_TASK STATEMENT_. Take each line containing "JSON" and report it exactly as written.

_TASK MATERIAL_.
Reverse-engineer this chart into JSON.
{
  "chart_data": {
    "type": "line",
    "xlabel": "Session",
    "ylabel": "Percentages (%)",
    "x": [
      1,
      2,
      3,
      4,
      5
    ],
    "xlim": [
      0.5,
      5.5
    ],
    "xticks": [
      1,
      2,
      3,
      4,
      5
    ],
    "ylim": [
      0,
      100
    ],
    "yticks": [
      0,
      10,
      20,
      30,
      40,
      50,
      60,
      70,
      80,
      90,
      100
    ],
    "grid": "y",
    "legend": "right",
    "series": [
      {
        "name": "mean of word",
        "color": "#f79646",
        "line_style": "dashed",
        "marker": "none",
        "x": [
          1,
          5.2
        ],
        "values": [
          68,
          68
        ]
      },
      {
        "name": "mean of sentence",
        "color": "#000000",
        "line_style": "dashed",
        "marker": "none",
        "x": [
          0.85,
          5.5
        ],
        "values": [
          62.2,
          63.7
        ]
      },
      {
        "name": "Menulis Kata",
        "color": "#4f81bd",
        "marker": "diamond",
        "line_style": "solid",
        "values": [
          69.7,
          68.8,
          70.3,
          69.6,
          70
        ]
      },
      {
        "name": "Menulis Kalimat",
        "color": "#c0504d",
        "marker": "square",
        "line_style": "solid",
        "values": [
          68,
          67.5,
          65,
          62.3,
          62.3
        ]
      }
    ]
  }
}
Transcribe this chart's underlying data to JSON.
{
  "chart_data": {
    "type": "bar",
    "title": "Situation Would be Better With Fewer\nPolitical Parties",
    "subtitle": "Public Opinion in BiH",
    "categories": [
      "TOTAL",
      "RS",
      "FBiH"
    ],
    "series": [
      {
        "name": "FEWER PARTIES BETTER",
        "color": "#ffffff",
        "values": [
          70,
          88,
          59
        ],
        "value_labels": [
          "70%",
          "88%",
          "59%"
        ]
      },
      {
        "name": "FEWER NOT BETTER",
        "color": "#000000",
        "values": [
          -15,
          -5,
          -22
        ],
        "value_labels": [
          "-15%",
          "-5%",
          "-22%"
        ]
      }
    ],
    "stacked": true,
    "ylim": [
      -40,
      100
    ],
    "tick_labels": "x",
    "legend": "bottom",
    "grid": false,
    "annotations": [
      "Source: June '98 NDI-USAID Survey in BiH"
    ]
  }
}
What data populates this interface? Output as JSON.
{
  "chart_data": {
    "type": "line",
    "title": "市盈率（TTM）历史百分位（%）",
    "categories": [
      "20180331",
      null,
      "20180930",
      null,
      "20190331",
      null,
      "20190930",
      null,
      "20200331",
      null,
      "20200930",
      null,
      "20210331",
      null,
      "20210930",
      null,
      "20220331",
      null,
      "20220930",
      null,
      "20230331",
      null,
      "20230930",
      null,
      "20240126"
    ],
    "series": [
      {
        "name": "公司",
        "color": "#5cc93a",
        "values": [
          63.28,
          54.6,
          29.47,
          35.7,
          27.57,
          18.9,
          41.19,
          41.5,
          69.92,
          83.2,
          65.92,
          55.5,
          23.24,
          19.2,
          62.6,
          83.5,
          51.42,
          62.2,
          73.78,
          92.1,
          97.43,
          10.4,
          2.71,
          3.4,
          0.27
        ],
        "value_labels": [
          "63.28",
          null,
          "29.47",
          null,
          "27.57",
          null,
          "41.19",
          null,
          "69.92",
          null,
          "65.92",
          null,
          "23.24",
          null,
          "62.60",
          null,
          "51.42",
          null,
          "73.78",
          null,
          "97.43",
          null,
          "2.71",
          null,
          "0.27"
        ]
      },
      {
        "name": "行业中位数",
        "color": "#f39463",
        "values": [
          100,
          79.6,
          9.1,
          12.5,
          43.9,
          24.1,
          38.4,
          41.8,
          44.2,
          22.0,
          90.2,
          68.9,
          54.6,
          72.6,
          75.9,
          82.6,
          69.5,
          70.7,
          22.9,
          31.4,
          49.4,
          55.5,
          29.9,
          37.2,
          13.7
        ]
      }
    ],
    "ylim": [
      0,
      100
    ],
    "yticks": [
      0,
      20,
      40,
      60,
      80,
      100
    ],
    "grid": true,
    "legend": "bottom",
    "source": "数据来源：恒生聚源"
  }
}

_OUTPUT OF THE TASK_.
Reverse-engineer this chart into JSON.
Transcribe this chart's underlying data to JSON.
What data populates this interface? Output as JSON.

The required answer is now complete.